▼

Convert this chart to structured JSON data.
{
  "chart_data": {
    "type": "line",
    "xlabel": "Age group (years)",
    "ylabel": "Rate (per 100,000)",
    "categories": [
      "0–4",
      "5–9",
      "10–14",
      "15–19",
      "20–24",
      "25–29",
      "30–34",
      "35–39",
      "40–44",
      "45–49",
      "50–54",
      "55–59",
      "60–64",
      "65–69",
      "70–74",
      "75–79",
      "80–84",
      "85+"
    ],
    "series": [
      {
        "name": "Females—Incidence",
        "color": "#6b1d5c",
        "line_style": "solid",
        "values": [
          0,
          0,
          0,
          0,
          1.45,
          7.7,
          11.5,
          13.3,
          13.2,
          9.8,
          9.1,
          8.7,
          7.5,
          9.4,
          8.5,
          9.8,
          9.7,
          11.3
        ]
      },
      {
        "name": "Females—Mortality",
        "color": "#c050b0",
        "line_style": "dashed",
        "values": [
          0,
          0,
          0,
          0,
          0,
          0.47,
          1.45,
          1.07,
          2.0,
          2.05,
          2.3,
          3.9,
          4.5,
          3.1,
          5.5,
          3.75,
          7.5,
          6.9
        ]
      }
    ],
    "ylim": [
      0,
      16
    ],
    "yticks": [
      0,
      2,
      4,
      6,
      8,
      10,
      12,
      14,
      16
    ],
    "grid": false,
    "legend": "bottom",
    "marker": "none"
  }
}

▲

● What you have to do: Copy the entries above exactly, leaving none out.

● Exercise response:
Convert this chart to structured JSON data.
{
  "chart_data": {
    "type": "line",
    "xlabel": "Age group (years)",
    "ylabel": "Rate (per 100,000)",
    "categories": [
      "0–4",
      "5–9",
      "10–14",
      "15–19",
      "20–24",
      "25–29",
      "30–34",
      "35–39",
      "40–44",
      "45–49",
      "50–54",
      "55–59",
      "60–64",
      "65–69",
      "70–74",
      "75–79",
      "80–84",
      "85+"
    ],
    "series": [
      {
        "name": "Females—Incidence",
        "color": "#6b1d5c",
        "line_style": "solid",
        "values": [
          0,
          0,
          0,
          0,
          1.45,
          7.7,
          11.5,
          13.3,
          13.2,
          9.8,
          9.1,
          8.7,
          7.5,
          9.4,
          8.5,
          9.8,
          9.7,
          11.3
        ]
      },
      {
        "name": "Females—Mortality",
        "color": "#c050b0",
        "line_style": "dashed",
        "values": [
          0,
          0,
          0,
          0,
          0,
          0.47,
          1.45,
          1.07,
          2.0,
          2.05,
          2.3,
          3.9,
          4.5,
          3.1,
          5.5,
          3.75,
          7.5,
          6.9
        ]
      }
    ],
    "ylim": [
      0,
      16
    ],
    "yticks": [
      0,
      2,
      4,
      6,
      8,
      10,
      12,
      14,
      16
    ],
    "grid": false,
    "legend": "bottom",
    "marker": "none"
  }
}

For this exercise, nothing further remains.